Supplied text —
******************************

Software-Defined Hardware Gains Ground — Again

AI applications are prompting chipmakers to take another look at different options for reconfigurable hardware.

popularity

The traditional approach of running generic software on x86-based CPUs is running out of steam for many applications due to the slowdown of Moore’s Law and the concurrent exponential growth in software application complexity and scale.

In this environment, the software and hardware are disparate due the dominance of the x86 architecture. “The need for and advent of the hardware accelerator changed this relationship such that now the software programmer needs to be aware of the underlying hardware architecture in order to write efficient software,” said Russell James, vice president of AI & Compute Strategy at Imagination Technologies.

If this sounds familiar, it should. In the early 2000s, there was an upswell in interest in software-defined hardware with companies such as Chameleon, Trimedia and a number of others attempted to spur adoption of reconfigurable computing approaches, to be able to change the computing quickly in order to be adaptive to the application.

“For AI, you essentially want the computational network side to be updated appropriately and fast enough,” said Frank Schirrmeister, senior group director, solutions marketing at Cadence. “In the early 2000s, when software-defined hardware was being discussed in earnest, people didn’t yet fully foresee the end of Dennard scaling, Amdahl’s Law, and all of the things which are now understood. Now, we are actually ready — it only took us 15 years — because we really need the domain specificity of the architecture.”

******************************

Input —
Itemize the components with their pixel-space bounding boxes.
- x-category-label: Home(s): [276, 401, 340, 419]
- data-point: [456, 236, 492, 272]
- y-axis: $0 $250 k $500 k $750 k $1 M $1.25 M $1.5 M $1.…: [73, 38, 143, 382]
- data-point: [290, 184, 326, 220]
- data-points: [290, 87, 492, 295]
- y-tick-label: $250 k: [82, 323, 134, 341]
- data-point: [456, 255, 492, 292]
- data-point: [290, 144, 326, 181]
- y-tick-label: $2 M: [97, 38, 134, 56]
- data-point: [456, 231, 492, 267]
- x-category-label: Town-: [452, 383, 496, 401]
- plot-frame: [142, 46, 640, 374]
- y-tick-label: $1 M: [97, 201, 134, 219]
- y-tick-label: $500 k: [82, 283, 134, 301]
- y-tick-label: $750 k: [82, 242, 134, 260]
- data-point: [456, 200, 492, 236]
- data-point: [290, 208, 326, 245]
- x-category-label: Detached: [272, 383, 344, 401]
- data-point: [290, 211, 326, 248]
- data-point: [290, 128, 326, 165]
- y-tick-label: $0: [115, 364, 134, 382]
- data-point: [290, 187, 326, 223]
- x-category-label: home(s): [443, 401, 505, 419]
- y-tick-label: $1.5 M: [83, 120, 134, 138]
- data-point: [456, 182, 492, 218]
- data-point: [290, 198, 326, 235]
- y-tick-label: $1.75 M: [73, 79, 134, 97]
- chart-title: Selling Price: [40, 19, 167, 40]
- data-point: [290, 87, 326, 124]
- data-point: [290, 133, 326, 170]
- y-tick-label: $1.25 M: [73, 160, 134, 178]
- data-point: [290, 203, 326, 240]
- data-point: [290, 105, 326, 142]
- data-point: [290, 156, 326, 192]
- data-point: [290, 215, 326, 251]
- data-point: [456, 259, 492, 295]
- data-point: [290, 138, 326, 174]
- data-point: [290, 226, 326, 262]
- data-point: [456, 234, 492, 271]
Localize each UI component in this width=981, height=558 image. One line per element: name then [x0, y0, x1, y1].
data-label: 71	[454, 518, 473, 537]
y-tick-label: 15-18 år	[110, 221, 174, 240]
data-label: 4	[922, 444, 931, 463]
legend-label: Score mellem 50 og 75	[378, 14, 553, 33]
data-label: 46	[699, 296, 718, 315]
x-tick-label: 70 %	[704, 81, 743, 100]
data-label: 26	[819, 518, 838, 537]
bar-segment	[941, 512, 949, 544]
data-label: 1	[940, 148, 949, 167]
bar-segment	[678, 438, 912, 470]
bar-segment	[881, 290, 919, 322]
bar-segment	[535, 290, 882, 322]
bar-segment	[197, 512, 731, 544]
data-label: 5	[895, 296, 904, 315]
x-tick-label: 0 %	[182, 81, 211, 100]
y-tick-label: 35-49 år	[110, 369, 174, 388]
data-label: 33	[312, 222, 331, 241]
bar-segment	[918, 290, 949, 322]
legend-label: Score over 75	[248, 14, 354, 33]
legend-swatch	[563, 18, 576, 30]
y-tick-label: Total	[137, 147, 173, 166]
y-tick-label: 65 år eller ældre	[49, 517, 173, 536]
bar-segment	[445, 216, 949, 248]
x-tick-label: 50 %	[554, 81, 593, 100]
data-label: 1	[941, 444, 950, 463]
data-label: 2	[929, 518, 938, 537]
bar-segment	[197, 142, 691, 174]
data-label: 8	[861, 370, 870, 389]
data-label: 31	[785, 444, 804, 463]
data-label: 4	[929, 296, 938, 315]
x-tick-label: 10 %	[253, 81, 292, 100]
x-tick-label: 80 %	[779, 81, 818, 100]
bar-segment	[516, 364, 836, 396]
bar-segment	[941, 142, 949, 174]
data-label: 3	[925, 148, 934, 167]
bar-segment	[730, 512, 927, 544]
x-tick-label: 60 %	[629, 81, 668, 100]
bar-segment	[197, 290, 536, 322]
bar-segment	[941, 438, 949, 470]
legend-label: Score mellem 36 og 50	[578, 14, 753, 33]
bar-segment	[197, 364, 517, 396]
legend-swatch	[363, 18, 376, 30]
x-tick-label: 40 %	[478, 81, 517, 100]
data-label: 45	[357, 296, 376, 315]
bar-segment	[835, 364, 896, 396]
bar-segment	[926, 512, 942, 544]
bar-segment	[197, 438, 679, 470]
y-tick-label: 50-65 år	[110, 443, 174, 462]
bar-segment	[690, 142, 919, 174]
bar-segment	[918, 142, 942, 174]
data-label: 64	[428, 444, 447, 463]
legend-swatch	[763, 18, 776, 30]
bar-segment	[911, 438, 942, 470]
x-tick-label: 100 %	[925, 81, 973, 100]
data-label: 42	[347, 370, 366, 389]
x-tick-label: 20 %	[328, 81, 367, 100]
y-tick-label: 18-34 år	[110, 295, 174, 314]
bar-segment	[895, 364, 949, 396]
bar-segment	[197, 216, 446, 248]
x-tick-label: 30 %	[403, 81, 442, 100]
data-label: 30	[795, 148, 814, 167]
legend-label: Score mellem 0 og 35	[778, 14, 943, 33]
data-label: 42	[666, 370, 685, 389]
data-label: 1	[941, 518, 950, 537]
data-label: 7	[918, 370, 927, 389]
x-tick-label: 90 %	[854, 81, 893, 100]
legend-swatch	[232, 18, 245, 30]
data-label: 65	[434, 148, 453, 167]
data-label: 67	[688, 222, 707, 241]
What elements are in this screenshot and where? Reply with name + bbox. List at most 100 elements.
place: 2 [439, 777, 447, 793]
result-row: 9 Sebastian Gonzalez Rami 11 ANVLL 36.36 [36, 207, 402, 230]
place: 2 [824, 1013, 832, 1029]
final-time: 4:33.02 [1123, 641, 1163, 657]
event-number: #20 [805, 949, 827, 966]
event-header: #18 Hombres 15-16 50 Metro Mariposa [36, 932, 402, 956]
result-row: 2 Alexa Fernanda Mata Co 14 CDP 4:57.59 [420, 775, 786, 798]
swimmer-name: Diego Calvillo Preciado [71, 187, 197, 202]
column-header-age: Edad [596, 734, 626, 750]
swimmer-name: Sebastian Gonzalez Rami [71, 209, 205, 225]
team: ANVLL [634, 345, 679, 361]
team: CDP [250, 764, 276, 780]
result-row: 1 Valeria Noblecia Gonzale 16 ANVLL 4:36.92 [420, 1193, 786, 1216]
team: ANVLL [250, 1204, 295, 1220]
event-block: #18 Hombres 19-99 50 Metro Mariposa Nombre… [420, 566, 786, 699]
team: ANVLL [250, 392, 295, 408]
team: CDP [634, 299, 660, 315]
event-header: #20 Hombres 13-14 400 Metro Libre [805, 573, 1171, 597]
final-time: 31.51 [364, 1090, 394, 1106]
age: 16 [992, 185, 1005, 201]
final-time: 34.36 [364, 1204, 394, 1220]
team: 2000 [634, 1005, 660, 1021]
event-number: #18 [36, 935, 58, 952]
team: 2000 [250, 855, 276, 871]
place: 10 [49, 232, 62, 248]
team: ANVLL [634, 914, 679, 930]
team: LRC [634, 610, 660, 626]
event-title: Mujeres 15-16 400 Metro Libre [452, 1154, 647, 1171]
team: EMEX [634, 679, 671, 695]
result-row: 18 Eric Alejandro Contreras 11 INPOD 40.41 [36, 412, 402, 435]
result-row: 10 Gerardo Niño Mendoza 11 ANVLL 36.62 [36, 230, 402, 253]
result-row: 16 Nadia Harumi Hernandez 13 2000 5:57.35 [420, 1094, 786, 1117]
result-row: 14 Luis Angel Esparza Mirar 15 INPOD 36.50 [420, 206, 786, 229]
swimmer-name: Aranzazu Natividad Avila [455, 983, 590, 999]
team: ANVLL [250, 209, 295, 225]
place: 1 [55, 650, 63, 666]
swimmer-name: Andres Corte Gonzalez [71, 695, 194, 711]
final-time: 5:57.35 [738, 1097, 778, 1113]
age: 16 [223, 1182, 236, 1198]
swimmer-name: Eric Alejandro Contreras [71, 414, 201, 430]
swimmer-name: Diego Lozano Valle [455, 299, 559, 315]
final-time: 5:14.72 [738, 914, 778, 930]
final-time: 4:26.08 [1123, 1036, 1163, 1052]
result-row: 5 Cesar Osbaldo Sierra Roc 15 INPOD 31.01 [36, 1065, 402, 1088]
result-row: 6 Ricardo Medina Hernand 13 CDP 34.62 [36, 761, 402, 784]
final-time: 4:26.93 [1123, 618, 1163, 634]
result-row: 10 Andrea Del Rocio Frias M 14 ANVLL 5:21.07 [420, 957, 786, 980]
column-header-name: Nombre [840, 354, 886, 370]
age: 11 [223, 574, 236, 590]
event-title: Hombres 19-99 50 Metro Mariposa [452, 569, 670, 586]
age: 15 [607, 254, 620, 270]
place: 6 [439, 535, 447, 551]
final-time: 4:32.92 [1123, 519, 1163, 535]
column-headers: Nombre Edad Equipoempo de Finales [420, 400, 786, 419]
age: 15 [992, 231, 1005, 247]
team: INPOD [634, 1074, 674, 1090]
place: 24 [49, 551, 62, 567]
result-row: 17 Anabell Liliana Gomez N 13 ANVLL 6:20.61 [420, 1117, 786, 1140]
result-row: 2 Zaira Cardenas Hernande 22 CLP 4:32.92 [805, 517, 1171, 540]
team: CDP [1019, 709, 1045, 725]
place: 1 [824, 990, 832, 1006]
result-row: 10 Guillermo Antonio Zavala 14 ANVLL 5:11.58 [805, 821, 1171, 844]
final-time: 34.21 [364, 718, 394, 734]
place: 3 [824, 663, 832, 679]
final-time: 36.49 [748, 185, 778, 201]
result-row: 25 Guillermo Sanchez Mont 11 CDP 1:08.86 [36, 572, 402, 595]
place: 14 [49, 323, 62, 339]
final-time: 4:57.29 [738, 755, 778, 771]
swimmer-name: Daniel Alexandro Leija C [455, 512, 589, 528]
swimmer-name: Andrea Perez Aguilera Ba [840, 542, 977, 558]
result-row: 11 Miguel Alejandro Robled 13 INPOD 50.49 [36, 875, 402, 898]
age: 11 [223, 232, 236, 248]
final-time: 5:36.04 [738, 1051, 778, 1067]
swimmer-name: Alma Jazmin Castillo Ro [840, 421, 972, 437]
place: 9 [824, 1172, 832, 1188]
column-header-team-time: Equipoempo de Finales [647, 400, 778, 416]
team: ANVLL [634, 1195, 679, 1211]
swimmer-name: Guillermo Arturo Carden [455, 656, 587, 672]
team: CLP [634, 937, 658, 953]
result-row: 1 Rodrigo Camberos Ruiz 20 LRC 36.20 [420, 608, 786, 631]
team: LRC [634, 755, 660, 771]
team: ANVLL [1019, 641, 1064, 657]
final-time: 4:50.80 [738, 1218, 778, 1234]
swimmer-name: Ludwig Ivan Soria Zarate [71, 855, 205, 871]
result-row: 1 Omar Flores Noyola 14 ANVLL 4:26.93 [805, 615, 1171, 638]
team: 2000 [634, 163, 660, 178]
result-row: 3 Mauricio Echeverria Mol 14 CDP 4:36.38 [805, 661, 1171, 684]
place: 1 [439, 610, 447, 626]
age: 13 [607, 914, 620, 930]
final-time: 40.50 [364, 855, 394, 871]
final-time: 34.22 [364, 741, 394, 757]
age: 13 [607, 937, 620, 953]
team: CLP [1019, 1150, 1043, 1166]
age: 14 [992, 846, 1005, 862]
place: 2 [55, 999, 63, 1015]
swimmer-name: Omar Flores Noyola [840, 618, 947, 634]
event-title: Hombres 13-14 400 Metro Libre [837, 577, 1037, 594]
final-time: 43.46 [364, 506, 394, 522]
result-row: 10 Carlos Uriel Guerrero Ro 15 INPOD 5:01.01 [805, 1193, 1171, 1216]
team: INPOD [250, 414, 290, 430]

******************************

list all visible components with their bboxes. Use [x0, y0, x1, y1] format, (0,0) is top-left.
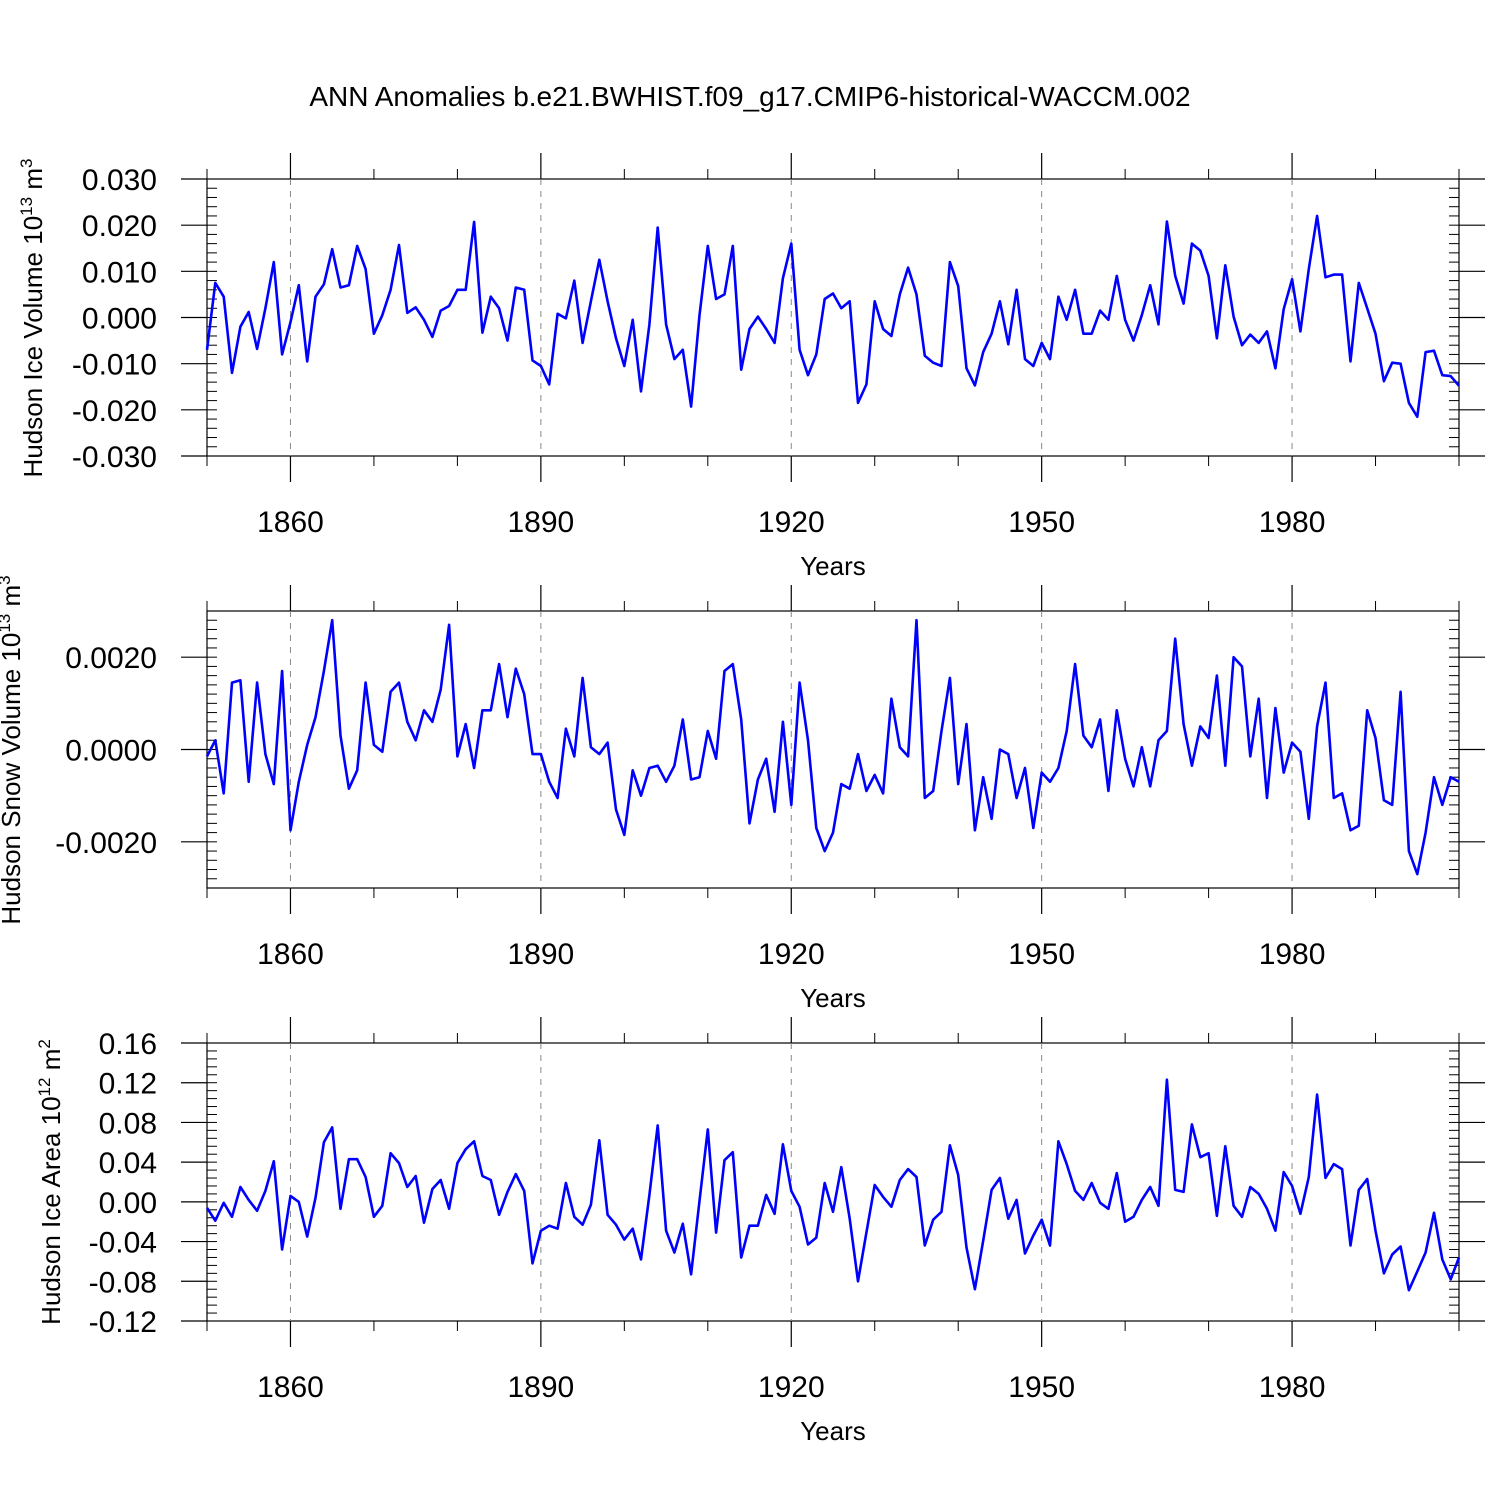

******************************

Task instructions —
**1)** In the listing, change "y-tick-label" to "axis-tick-label" everywhere in the part that opens with the line containing "Itemize the components" and closes with the line containing "- data-point: [290, 156, 326, 192]", and give that part again with nothing else altered.
**2)** Continue the article on software-defined hardware from the point where it stops.

Responses to the exercise —
**1)**
Itemize the components with their pixel-space bounding boxes.
- x-category-label: Home(s): [276, 401, 340, 419]
- data-point: [456, 236, 492, 272]
- y-axis: $0 $250 k $500 k $750 k $1 M $1.25 M $1.5 M $1.…: [73, 38, 143, 382]
- data-point: [290, 184, 326, 220]
- data-points: [290, 87, 492, 295]
- axis-tick-label: $250 k: [82, 323, 134, 341]
- data-point: [456, 255, 492, 292]
- data-point: [290, 144, 326, 181]
- axis-tick-label: $2 M: [97, 38, 134, 56]
- data-point: [456, 231, 492, 267]
- x-category-label: Town-: [452, 383, 496, 401]
- plot-frame: [142, 46, 640, 374]
- axis-tick-label: $1 M: [97, 201, 134, 219]
- axis-tick-label: $500 k: [82, 283, 134, 301]
- axis-tick-label: $750 k: [82, 242, 134, 260]
- data-point: [456, 200, 492, 236]
- data-point: [290, 208, 326, 245]
- x-category-label: Detached: [272, 383, 344, 401]
- data-point: [290, 211, 326, 248]
- data-point: [290, 128, 326, 165]
- axis-tick-label: $0: [115, 364, 134, 382]
- data-point: [290, 187, 326, 223]
- x-category-label: home(s): [443, 401, 505, 419]
- axis-tick-label: $1.5 M: [83, 120, 134, 138]
- data-point: [456, 182, 492, 218]
- data-point: [290, 198, 326, 235]
- axis-tick-label: $1.75 M: [73, 79, 134, 97]
- chart-title: Selling Price: [40, 19, 167, 40]
- data-point: [290, 87, 326, 124]
- data-point: [290, 133, 326, 170]
- axis-tick-label: $1.25 M: [73, 160, 134, 178]
- data-point: [290, 203, 326, 240]
- data-point: [290, 105, 326, 142]
- data-point: [290, 156, 326, 192]

**2)**
Fig. 1: Microprocessor data trends. Source: Cadence

But domain-specific architectures have a downside, too.

“The architecture may be fixed, and programmability is really hard, so you need to go back to this notion of the programming model with which you actually program this portion,” Schirrmeister said. “Having said that, it’s really tough to hone in on one specific architecture without giving it the freedom to reconfigure itself at least a little bit. Otherwise, you’re basically back to the ASIC/FPGA question again. The reconfigurable part gives you a target domain architecture, and then within that it gives you, because of reconfigurability, wiggle room to make updates. And that’s a very clear and interesting advantage. You want to be really flexible enough to be reconfigurable, which is why software-defined hardware/reconfigurable hardware is making this comeback. AI will be a big starting point to drive toward reconfigurability.”

Many others agree. Sergio Marchese, technical marketing manager at OneSpin Solutions, said that is the point of complex FPGAs such as Xilinx Versal, a device with programmable logic and lots of resources (AI engines, CPUs, DSPs, etc). “Engineers write AI software (framework level), and there is a tool chain to automatically configure the hardware, optimizing it for that specific software,” he said. “This is great in principle, particularly when algorithms can change quickly as is the case for AI and other cutting edge-applications. However, squeezing the last cycle out of the hardware to gain performance requires changes at the RTL level and engineers with that expertise. Further, any changes to the RTL require thorough re-verification, using the certainty of formal methods whenever possible. This includes formal equivalence checking to ensure that the FPGA implements intended functionality.”

If reconfiguration is fast enough, in theory it could even be done at runtime in the field, but this flow is not reality yet, Marchese said.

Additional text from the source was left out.